— Begin RECORDS SUPPLIED —

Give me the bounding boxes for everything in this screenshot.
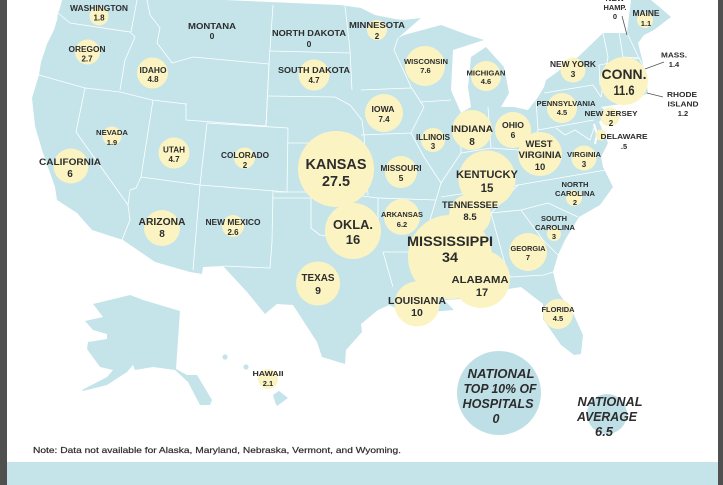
state: Indiana bbox=[451, 110, 493, 150]
state: Minnesota: 2 bbox=[375, 32, 380, 41]
state: Mississippi label: MISSISSIPPI bbox=[407, 234, 493, 249]
state: Virginia: VIRGINIA bbox=[567, 150, 602, 159]
callout: national average: AVERAGE bbox=[576, 410, 638, 424]
state: Washington bbox=[70, 4, 128, 26]
state: Oregon: OREGON bbox=[68, 45, 106, 54]
state: Virginia bbox=[567, 146, 602, 170]
state: New York: NEW YORK bbox=[550, 59, 597, 69]
state: Minnesota: MINNESOTA bbox=[349, 21, 405, 30]
bubble: Kentucky bbox=[458, 150, 516, 208]
state: Arizona: ARIZONA bbox=[138, 217, 186, 228]
state: North Carolina bbox=[555, 180, 596, 207]
state: Indiana: INDIANA bbox=[451, 124, 493, 135]
state: Georgia bbox=[509, 233, 547, 271]
state: Rhode Island with leader line bbox=[647, 90, 699, 118]
state: Utah: 4.7 bbox=[168, 155, 180, 164]
state: Texas bbox=[296, 262, 340, 306]
state: Colorado bbox=[221, 148, 269, 170]
state: North Dakota: NORTH DAKOTA bbox=[272, 29, 346, 38]
state: Delaware bbox=[596, 130, 648, 151]
state: New York: 3 bbox=[571, 69, 576, 79]
state: Arkansas: ARKANSAS bbox=[381, 210, 423, 219]
state: Florida: FLORIDA bbox=[542, 305, 575, 314]
state: Kentucky label: 15 bbox=[481, 183, 494, 195]
bubble: Oklahoma bbox=[325, 203, 381, 259]
map of Hawaii bbox=[222, 354, 288, 406]
state: Arkansas: 6.2 bbox=[397, 220, 407, 229]
state: Rhode Island with leader line: 1.2 bbox=[678, 109, 688, 118]
state: New Hampshire with leader line: 0 bbox=[613, 12, 617, 21]
state: California bbox=[39, 148, 101, 184]
state: Arkansas bbox=[381, 199, 423, 235]
state: Nevada: 1.9 bbox=[107, 138, 117, 147]
state: Florida bbox=[542, 299, 575, 329]
state: West Virginia bbox=[518, 132, 562, 176]
callout: national top 10% of hospitals bbox=[457, 351, 541, 435]
state: Washington: WASHINGTON bbox=[70, 4, 128, 13]
state: Minnesota bbox=[349, 20, 405, 41]
state: Tennessee label bbox=[442, 200, 498, 223]
bubble: Mississippi bbox=[408, 215, 492, 299]
callout: national average bbox=[576, 394, 642, 439]
map of the contiguous United States bbox=[32, 0, 671, 364]
state: North Dakota bbox=[272, 29, 346, 49]
state: West Virginia: 10 bbox=[535, 162, 545, 173]
state: Kansas label: 27.5 bbox=[322, 173, 350, 190]
state: Kentucky label bbox=[456, 169, 519, 195]
state: Connecticut bbox=[600, 57, 648, 105]
state: Ohio: 6 bbox=[511, 130, 516, 140]
state: Ohio bbox=[495, 112, 531, 148]
state: Pennsylvania: PENNSYLVANIA bbox=[536, 99, 596, 108]
state: Georgia: 7 bbox=[526, 253, 530, 262]
state: Colorado: 2 bbox=[243, 161, 248, 170]
state: Maine: 1.1 bbox=[641, 19, 651, 28]
state: Hawaii: 2.1 bbox=[263, 379, 273, 388]
state: Kansas label: KANSAS bbox=[306, 156, 366, 173]
state: North Carolina: NORTH bbox=[562, 180, 588, 189]
state: Idaho: IDAHO bbox=[140, 66, 166, 75]
state: Connecticut: CONN. bbox=[602, 66, 646, 82]
state: New Mexico: NEW MEXICO bbox=[206, 218, 260, 227]
state: California: CALIFORNIA bbox=[39, 157, 101, 168]
state: North Dakota: 0 bbox=[307, 39, 312, 49]
state: Alabama label: ALABAMA bbox=[452, 274, 509, 286]
state: Louisiana label: 10 bbox=[411, 307, 423, 319]
state: Tennessee label: 8.5 bbox=[463, 212, 477, 223]
state: Idaho: 4.8 bbox=[147, 75, 159, 84]
state: Nevada bbox=[96, 126, 129, 147]
state: Texas: 9 bbox=[315, 285, 321, 297]
state: South Carolina: CAROLINA bbox=[535, 223, 576, 232]
state: Rhode Island with leader line: RHODE bbox=[667, 90, 697, 99]
state: Arizona: 8 bbox=[159, 229, 165, 240]
callout: national top 10% of hospitals: NATIONAL bbox=[468, 367, 534, 381]
map of Alaska bbox=[82, 295, 212, 405]
state: New Hampshire with leader line bbox=[604, 0, 627, 35]
state: Louisiana label: LOUISIANA bbox=[388, 296, 446, 307]
state: Ohio: OHIO bbox=[502, 121, 524, 130]
state: Montana: 0 bbox=[210, 31, 215, 41]
state: South Carolina: SOUTH bbox=[541, 214, 567, 223]
state: Wisconsin: 7.6 bbox=[420, 66, 431, 75]
state: Massachusetts with leader line: MASS. bbox=[661, 50, 687, 60]
state: Indiana: 8 bbox=[469, 137, 475, 148]
state: Alabama label bbox=[452, 274, 509, 299]
state: Iowa bbox=[365, 94, 403, 132]
state: Hawaii: HAWAII bbox=[252, 369, 284, 378]
state: Idaho bbox=[137, 58, 168, 88]
state: Oklahoma label: 16 bbox=[346, 232, 360, 247]
bubble: Alabama bbox=[452, 250, 510, 308]
state: Maine bbox=[632, 9, 660, 28]
bubble: Louisiana bbox=[394, 282, 440, 326]
state: Missouri: 5 bbox=[399, 173, 404, 183]
state: Iowa: 7.4 bbox=[378, 115, 390, 124]
state: Delaware: DELAWARE bbox=[600, 132, 648, 141]
state: Connecticut: 11.6 bbox=[614, 82, 635, 98]
state: Utah: UTAH bbox=[163, 146, 185, 154]
state: New Jersey: NEW JERSEY bbox=[584, 109, 638, 118]
state: Mississippi label bbox=[407, 234, 493, 265]
state: Oregon bbox=[68, 40, 106, 64]
state: Colorado: COLORADO bbox=[221, 151, 269, 160]
state: Wisconsin bbox=[404, 46, 448, 86]
state: Illinois bbox=[416, 128, 451, 152]
state: Illinois: ILLINOIS bbox=[416, 133, 451, 142]
state: South Carolina bbox=[535, 214, 576, 241]
state: Kansas label bbox=[306, 156, 366, 190]
state: California: 6 bbox=[67, 169, 73, 180]
state: North Carolina: 2 bbox=[573, 198, 577, 207]
bottom band bbox=[7, 462, 718, 485]
state: West Virginia: VIRGINIA bbox=[518, 150, 562, 160]
state: Nevada: NEVADA bbox=[96, 128, 129, 137]
state: Pennsylvania: 4.5 bbox=[557, 108, 567, 117]
state: South Dakota bbox=[278, 60, 350, 90]
state: West Virginia: WEST bbox=[526, 139, 553, 149]
state: South Carolina: 3 bbox=[552, 232, 556, 241]
left window edge bbox=[0, 0, 7, 485]
state: Massachusetts with leader line: 1.4 bbox=[669, 60, 680, 69]
state: Texas: TEXAS bbox=[302, 273, 335, 284]
state: Utah bbox=[158, 138, 190, 168]
state: Washington: 1.8 bbox=[93, 14, 105, 22]
callout: national top 10% of hospitals: TOP 10% OF bbox=[464, 382, 537, 396]
state: Florida: 4.5 bbox=[553, 314, 563, 323]
state: Michigan bbox=[466, 61, 506, 91]
state: Missouri bbox=[380, 156, 422, 188]
state: New Jersey: 2 bbox=[609, 119, 614, 128]
state: Montana: MONTANA bbox=[188, 22, 236, 31]
state: North Carolina: CAROLINA bbox=[555, 189, 596, 198]
state: Michigan: 4.6 bbox=[481, 77, 491, 86]
state: Massachusetts with leader line bbox=[645, 50, 687, 69]
state: Oklahoma label bbox=[333, 217, 373, 247]
state: Maine: MAINE bbox=[632, 9, 660, 18]
state: Wisconsin: WISCONSIN bbox=[404, 57, 448, 66]
state: New York bbox=[550, 58, 597, 82]
callout: national top 10% of hospitals: HOSPITALS bbox=[462, 397, 534, 411]
state: Kentucky label: KENTUCKY bbox=[456, 169, 519, 181]
state: Montana bbox=[188, 22, 236, 41]
state: Virginia: 3 bbox=[582, 160, 587, 169]
state: New Mexico bbox=[206, 215, 260, 237]
state: Oregon: 2.7 bbox=[81, 54, 93, 64]
state: South Dakota: SOUTH DAKOTA bbox=[278, 66, 350, 75]
state: Arizona bbox=[138, 210, 186, 246]
state: Louisiana label bbox=[388, 296, 446, 319]
state: Illinois: 3 bbox=[431, 142, 436, 151]
right window edge bbox=[718, 0, 723, 485]
state: Delaware: .5 bbox=[621, 142, 627, 151]
state: Michigan: MICHIGAN bbox=[466, 68, 506, 78]
state: Iowa: IOWA bbox=[372, 105, 395, 114]
note text: Note: Data not available for Alaska, Maryland, Nebraska, Vermont, and Wyoming. bbox=[33, 445, 401, 455]
state: Georgia: GEORGIA bbox=[510, 244, 546, 253]
callout: national average: NATIONAL bbox=[578, 395, 642, 409]
callout: national average: 6.5 bbox=[595, 425, 614, 439]
state: Pennsylvania bbox=[536, 93, 596, 123]
state: New Jersey bbox=[584, 108, 638, 128]
bubble: Tennessee bbox=[449, 194, 491, 236]
bubble: Kansas bbox=[298, 131, 374, 207]
state: New Hampshire with leader line: HAMP. bbox=[604, 3, 626, 12]
state: Missouri: MISSOURI bbox=[380, 164, 422, 173]
state: Alabama label: 17 bbox=[476, 287, 488, 299]
state: South Dakota: 4.7 bbox=[308, 76, 320, 85]
callout: national top 10% of hospitals: 0 bbox=[493, 412, 500, 426]
state: Oklahoma label: OKLA. bbox=[333, 217, 373, 232]
state: Tennessee label: TENNESSEE bbox=[442, 200, 498, 210]
state: Rhode Island with leader line: ISLAND bbox=[668, 100, 699, 108]
state: Hawaii bbox=[252, 369, 284, 389]
state: Mississippi label: 34 bbox=[442, 249, 458, 265]
state: New Mexico: 2.6 bbox=[227, 228, 239, 237]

— End RECORDS SUPPLIED —

> _TASK STATEMENT_:
Rewrite the stretch of the records from the line containing "state: Indiana bbox=[451, 110, 493, 150]" through the line containing "state: Kansas label: 27.5", switching each "bubble" to "circle" and leaving everything else the same.

> _EXERCISE ANSWER_:
state: Indiana bbox=[451, 110, 493, 150]
state: Minnesota: 2 bbox=[375, 32, 380, 41]
state: Mississippi label: MISSISSIPPI bbox=[407, 234, 493, 249]
state: Virginia: VIRGINIA bbox=[567, 150, 602, 159]
callout: national average: AVERAGE bbox=[576, 410, 638, 424]
state: Washington bbox=[70, 4, 128, 26]
state: Oregon: OREGON bbox=[68, 45, 106, 54]
state: Virginia bbox=[567, 146, 602, 170]
state: New York: NEW YORK bbox=[550, 59, 597, 69]
state: Minnesota: MINNESOTA bbox=[349, 21, 405, 30]
circle: Kentucky bbox=[458, 150, 516, 208]
state: Arizona: ARIZONA bbox=[138, 217, 186, 228]
state: North Carolina bbox=[555, 180, 596, 207]
state: Indiana: INDIANA bbox=[451, 124, 493, 135]
state: Georgia bbox=[509, 233, 547, 271]
state: Rhode Island with leader line bbox=[647, 90, 699, 118]
state: Utah: 4.7 bbox=[168, 155, 180, 164]
state: Texas bbox=[296, 262, 340, 306]
state: Colorado bbox=[221, 148, 269, 170]
state: North Dakota: NORTH DAKOTA bbox=[272, 29, 346, 38]
state: Delaware bbox=[596, 130, 648, 151]
state: New York: 3 bbox=[571, 69, 576, 79]
state: Arkansas: ARKANSAS bbox=[381, 210, 423, 219]
state: Florida: FLORIDA bbox=[542, 305, 575, 314]
state: Kentucky label: 15 bbox=[481, 183, 494, 195]
circle: Oklahoma bbox=[325, 203, 381, 259]
map of Hawaii bbox=[222, 354, 288, 406]
state: Arkansas: 6.2 bbox=[397, 220, 407, 229]
state: Rhode Island with leader line: 1.2 bbox=[678, 109, 688, 118]
state: New Hampshire with leader line: 0 bbox=[613, 12, 617, 21]
state: California bbox=[39, 148, 101, 184]
state: Arkansas bbox=[381, 199, 423, 235]
state: Nevada: 1.9 bbox=[107, 138, 117, 147]
state: Florida bbox=[542, 299, 575, 329]
state: West Virginia bbox=[518, 132, 562, 176]
callout: national top 10% of hospitals bbox=[457, 351, 541, 435]
state: Washington: WASHINGTON bbox=[70, 4, 128, 13]
state: Minnesota bbox=[349, 20, 405, 41]
state: Tennessee label bbox=[442, 200, 498, 223]
circle: Mississippi bbox=[408, 215, 492, 299]
callout: national average bbox=[576, 394, 642, 439]
map of the contiguous United States bbox=[32, 0, 671, 364]
state: North Dakota bbox=[272, 29, 346, 49]
state: West Virginia: 10 bbox=[535, 162, 545, 173]
state: Kansas label: 27.5 bbox=[322, 173, 350, 190]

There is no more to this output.